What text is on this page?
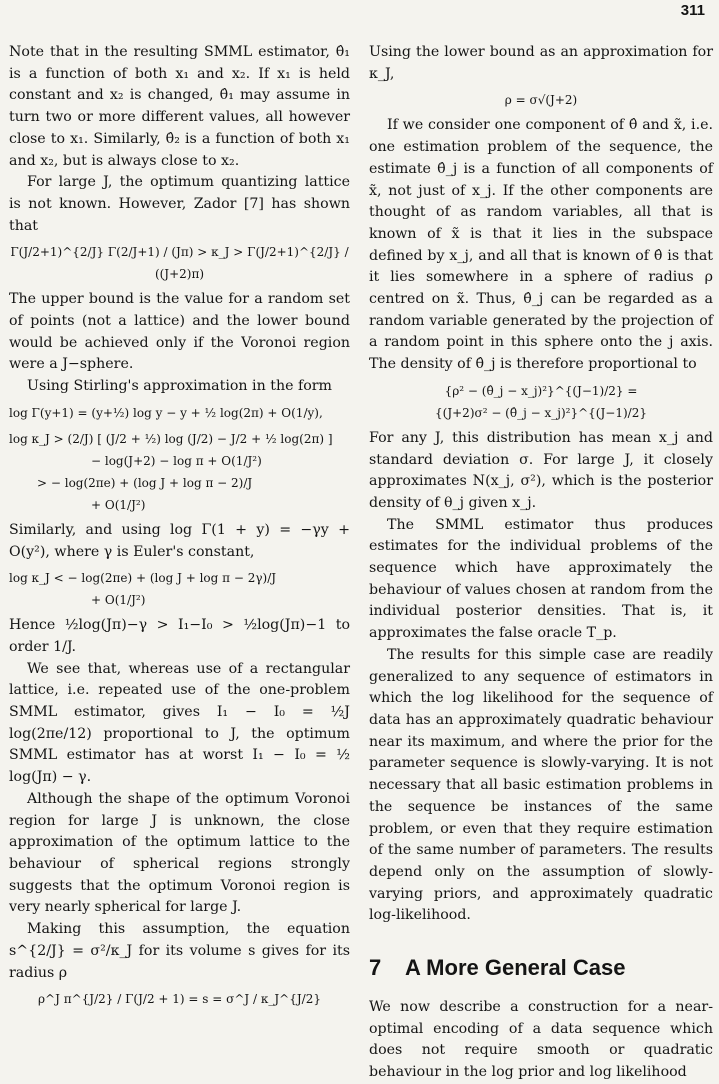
311

Note that in the resulting SMML estimator, θ̂₁ is a function of both x₁ and x₂. If x₁ is held constant and x₂ is changed, θ̂₁ may assume in turn two or more different values, all however close to x₁. Similarly, θ̂₂ is a function of both x₁ and x₂, but is always close to x₂.

For large J, the optimum quantizing lattice is not known. However, Zador [7] has shown that

Γ(J/2+1)^{2/J} Γ(2/J+1) / (Jπ) > κ_J > Γ(J/2+1)^{2/J} / ((J+2)π)

The upper bound is the value for a random set of points (not a lattice) and the lower bound would be achieved only if the Voronoi region were a J−sphere.

Using Stirling's approximation in the form

log Γ(y+1) = (y+½) log y − y + ½ log(2π) + O(1/y),
log κ_J > (2/J) [ (J/2 + ½) log (J/2) − J/2 + ½ log(2π) ]
− log(J+2) − log π + O(1/J²)
> − log(2πe) + (log J + log π − 2)/J
+ O(1/J²)

Similarly, and using log Γ(1 + y) = −γy + O(y²), where γ is Euler's constant,

log κ_J < − log(2πe) + (log J + log π − 2γ)/J
+ O(1/J²)

Hence ½log(Jπ)−γ > I₁−I₀ > ½log(Jπ)−1 to order 1/J.

We see that, whereas use of a rectangular lattice, i.e. repeated use of the one-problem SMML estimator, gives I₁ − I₀ = ½J log(2πe/12) proportional to J, the optimum SMML estimator has at worst I₁ − I₀ = ½ log(Jπ) − γ.

Although the shape of the optimum Voronoi region for large J is unknown, the close approximation of the optimum lattice to the behaviour of spherical regions strongly suggests that the optimum Voronoi region is very nearly spherical for large J.

Making this assumption, the equation s^{2/J} = σ²/κ_J for its volume s gives for its radius ρ

ρ^J π^{J/2} / Γ(J/2 + 1) = s = σ^J / κ_J^{J/2}

Using the lower bound as an approximation for κ_J,

ρ = σ√(J+2)

If we consider one component of θ̂ and x̃, i.e. one estimation problem of the sequence, the estimate θ̂_j is a function of all components of x̃, not just of x_j. If the other components are thought of as random variables, all that is known of x̃ is that it lies in the subspace defined by x_j, and all that is known of θ̂ is that it lies somewhere in a sphere of radius ρ centred on x̃. Thus, θ̂_j can be regarded as a random variable generated by the projection of a random point in this sphere onto the j axis. The density of θ̂_j is therefore proportional to

{ρ² − (θ̂_j − x_j)²}^{(J−1)/2} =
{(J+2)σ² − (θ̂_j − x_j)²}^{(J−1)/2}

For any J, this distribution has mean x_j and standard deviation σ. For large J, it closely approximates N(x_j, σ²), which is the posterior density of θ_j given x_j.

The SMML estimator thus produces estimates for the individual problems of the sequence which have approximately the behaviour of values chosen at random from the individual posterior densities. That is, it approximates the false oracle T_p.

The results for this simple case are readily generalized to any sequence of estimators in which the log likelihood for the sequence of data has an approximately quadratic behaviour near its maximum, and where the prior for the parameter sequence is slowly-varying. It is not necessary that all basic estimation problems in the sequence be instances of the same problem, or even that they require estimation of the same number of parameters. The results depend only on the assumption of slowly-varying priors, and approximately quadratic log-likelihood.

7 A More General Case

We now describe a construction for a near-optimal encoding of a data sequence which does not require smooth or quadratic behaviour in the log prior and log likelihood
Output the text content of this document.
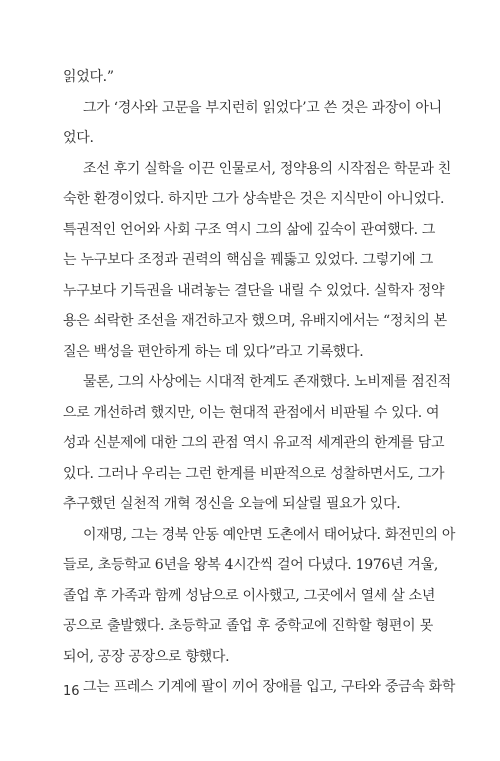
읽었다.”
그가 ‘경사와 고문을 부지런히 읽었다’고 쓴 것은 과장이 아니
었다.
조선 후기 실학을 이끈 인물로서, 정약용의 시작점은 학문과 친
숙한 환경이었다. 하지만 그가 상속받은 것은 지식만이 아니었다.
특권적인 언어와 사회 구조 역시 그의 삶에 깊숙이 관여했다. 그
는 누구보다 조정과 권력의 핵심을 꿰뚫고 있었다. 그렇기에 그
누구보다 기득권을 내려놓는 결단을 내릴 수 있었다. 실학자 정약
용은 쇠락한 조선을 재건하고자 했으며, 유배지에서는 “정치의 본
질은 백성을 편안하게 하는 데 있다”라고 기록했다.
물론, 그의 사상에는 시대적 한계도 존재했다. 노비제를 점진적
으로 개선하려 했지만, 이는 현대적 관점에서 비판될 수 있다. 여
성과 신분제에 대한 그의 관점 역시 유교적 세계관의 한계를 담고
있다. 그러나 우리는 그런 한계를 비판적으로 성찰하면서도, 그가
추구했던 실천적 개혁 정신을 오늘에 되살릴 필요가 있다.
이재명, 그는 경북 안동 예안면 도촌에서 태어났다. 화전민의 아
들로, 초등학교 6년을 왕복 4시간씩 걸어 다녔다. 1976년 겨울,
졸업 후 가족과 함께 성남으로 이사했고, 그곳에서 열세 살 소년
공으로 출발했다. 초등학교 졸업 후 중학교에 진학할 형편이 못
되어, 공장 공장으로 향했다.
그는 프레스 기계에 팔이 끼어 장애를 입고, 구타와 중금속 화학
16
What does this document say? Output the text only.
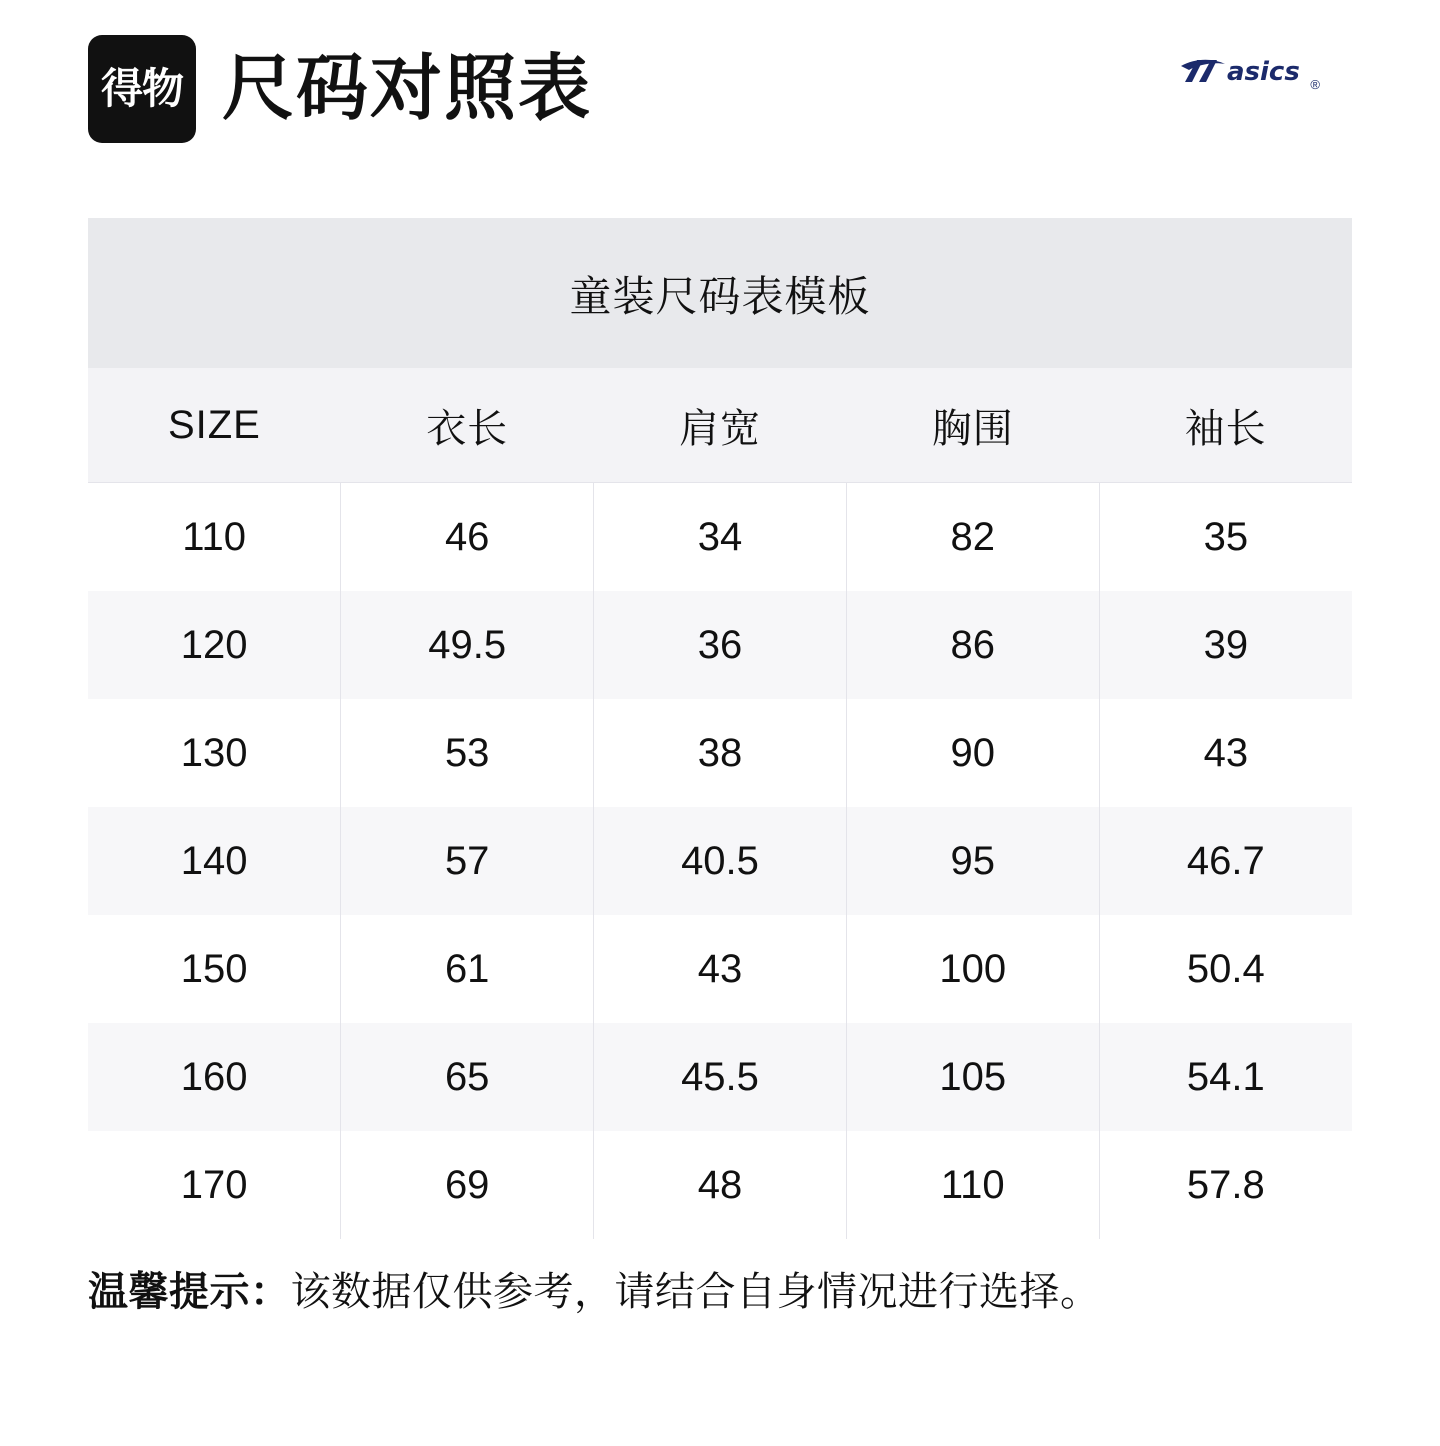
得物 尺码对照表	asics ®
童装尺码表模板
SIZE	衣长	肩宽	胸围	袖长
110	46	34	82	35
120	49.5	36	86	39
130	53	38	90	43
140	57	40.5	95	46.7
150	61	43	100	50.4
160	65	45.5	105	54.1
170	69	48	110	57.8

温馨提示：该数据仅供参考，请结合自身情况进行选择。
━━━━━━━━━━
> _Problem to work on_
Every record gets retyped exactly; no picture goes into the copy.

> _Answer to the task_
What text is on this page?
311

Note that in the resulting SMML estimator, θ̂₁ is a function of both x₁ and x₂. If x₁ is held constant and x₂ is changed, θ̂₁ may assume in turn two or more different values, all however close to x₁. Similarly, θ̂₂ is a function of both x₁ and x₂, but is always close to x₂.

For large J, the optimum quantizing lattice is not known. However, Zador [7] has shown that

Γ(J/2+1)^{2/J} Γ(2/J+1) / (Jπ) > κ_J > Γ(J/2+1)^{2/J} / ((J+2)π)

The upper bound is the value for a random set of points (not a lattice) and the lower bound would be achieved only if the Voronoi region were a J−sphere.

Using Stirling's approximation in the form

log Γ(y+1) = (y+½) log y − y + ½ log(2π) + O(1/y),
log κ_J > (2/J) [ (J/2 + ½) log (J/2) − J/2 + ½ log(2π) ]
− log(J+2) − log π + O(1/J²)
> − log(2πe) + (log J + log π − 2)/J
+ O(1/J²)

Similarly, and using log Γ(1 + y) = −γy + O(y²), where γ is Euler's constant,

log κ_J < − log(2πe) + (log J + log π − 2γ)/J
+ O(1/J²)

Hence ½log(Jπ)−γ > I₁−I₀ > ½log(Jπ)−1 to order 1/J.

We see that, whereas use of a rectangular lattice, i.e. repeated use of the one-problem SMML estimator, gives I₁ − I₀ = ½J log(2πe/12) proportional to J, the optimum SMML estimator has at worst I₁ − I₀ = ½ log(Jπ) − γ.

Although the shape of the optimum Voronoi region for large J is unknown, the close approximation of the optimum lattice to the behaviour of spherical regions strongly suggests that the optimum Voronoi region is very nearly spherical for large J.

Making this assumption, the equation s^{2/J} = σ²/κ_J for its volume s gives for its radius ρ

ρ^J π^{J/2} / Γ(J/2 + 1) = s = σ^J / κ_J^{J/2}

Using the lower bound as an approximation for κ_J,

ρ = σ√(J+2)

If we consider one component of θ̂ and x̃, i.e. one estimation problem of the sequence, the estimate θ̂_j is a function of all components of x̃, not just of x_j. If the other components are thought of as random variables, all that is known of x̃ is that it lies in the subspace defined by x_j, and all that is known of θ̂ is that it lies somewhere in a sphere of radius ρ centred on x̃. Thus, θ̂_j can be regarded as a random variable generated by the projection of a random point in this sphere onto the j axis. The density of θ̂_j is therefore proportional to

{ρ² − (θ̂_j − x_j)²}^{(J−1)/2} =
{(J+2)σ² − (θ̂_j − x_j)²}^{(J−1)/2}

For any J, this distribution has mean x_j and standard deviation σ. For large J, it closely approximates N(x_j, σ²), which is the posterior density of θ_j given x_j.

The SMML estimator thus produces estimates for the individual problems of the sequence which have approximately the behaviour of values chosen at random from the individual posterior densities. That is, it approximates the false oracle T_p.

The results for this simple case are readily generalized to any sequence of estimators in which the log likelihood for the sequence of data has an approximately quadratic behaviour near its maximum, and where the prior for the parameter sequence is slowly-varying. It is not necessary that all basic estimation problems in the sequence be instances of the same problem, or even that they require estimation of the same number of parameters. The results depend only on the assumption of slowly-varying priors, and approximately quadratic log-likelihood.

7 A More General Case

We now describe a construction for a near-optimal encoding of a data sequence which does not require smooth or quadratic behaviour in the log prior and log likelihood
Output the text content of this document.
읽었다.”
그가 ‘경사와 고문을 부지런히 읽었다’고 쓴 것은 과장이 아니
었다.
조선 후기 실학을 이끈 인물로서, 정약용의 시작점은 학문과 친
숙한 환경이었다. 하지만 그가 상속받은 것은 지식만이 아니었다.
특권적인 언어와 사회 구조 역시 그의 삶에 깊숙이 관여했다. 그
는 누구보다 조정과 권력의 핵심을 꿰뚫고 있었다. 그렇기에 그
누구보다 기득권을 내려놓는 결단을 내릴 수 있었다. 실학자 정약
용은 쇠락한 조선을 재건하고자 했으며, 유배지에서는 “정치의 본
질은 백성을 편안하게 하는 데 있다”라고 기록했다.
물론, 그의 사상에는 시대적 한계도 존재했다. 노비제를 점진적
으로 개선하려 했지만, 이는 현대적 관점에서 비판될 수 있다. 여
성과 신분제에 대한 그의 관점 역시 유교적 세계관의 한계를 담고
있다. 그러나 우리는 그런 한계를 비판적으로 성찰하면서도, 그가
추구했던 실천적 개혁 정신을 오늘에 되살릴 필요가 있다.
이재명, 그는 경북 안동 예안면 도촌에서 태어났다. 화전민의 아
들로, 초등학교 6년을 왕복 4시간씩 걸어 다녔다. 1976년 겨울,
졸업 후 가족과 함께 성남으로 이사했고, 그곳에서 열세 살 소년
공으로 출발했다. 초등학교 졸업 후 중학교에 진학할 형편이 못
되어, 공장 공장으로 향했다.
그는 프레스 기계에 팔이 끼어 장애를 입고, 구타와 중금속 화학
16
What does this document say? Output the text only.
得物 尺码对照表	asics ®
童装尺码表模板
SIZE	衣长	肩宽	胸围	袖长
110	46	34	82	35
120	49.5	36	86	39
130	53	38	90	43
140	57	40.5	95	46.7
150	61	43	100	50.4
160	65	45.5	105	54.1
170	69	48	110	57.8

温馨提示：该数据仅供参考，请结合自身情况进行选择。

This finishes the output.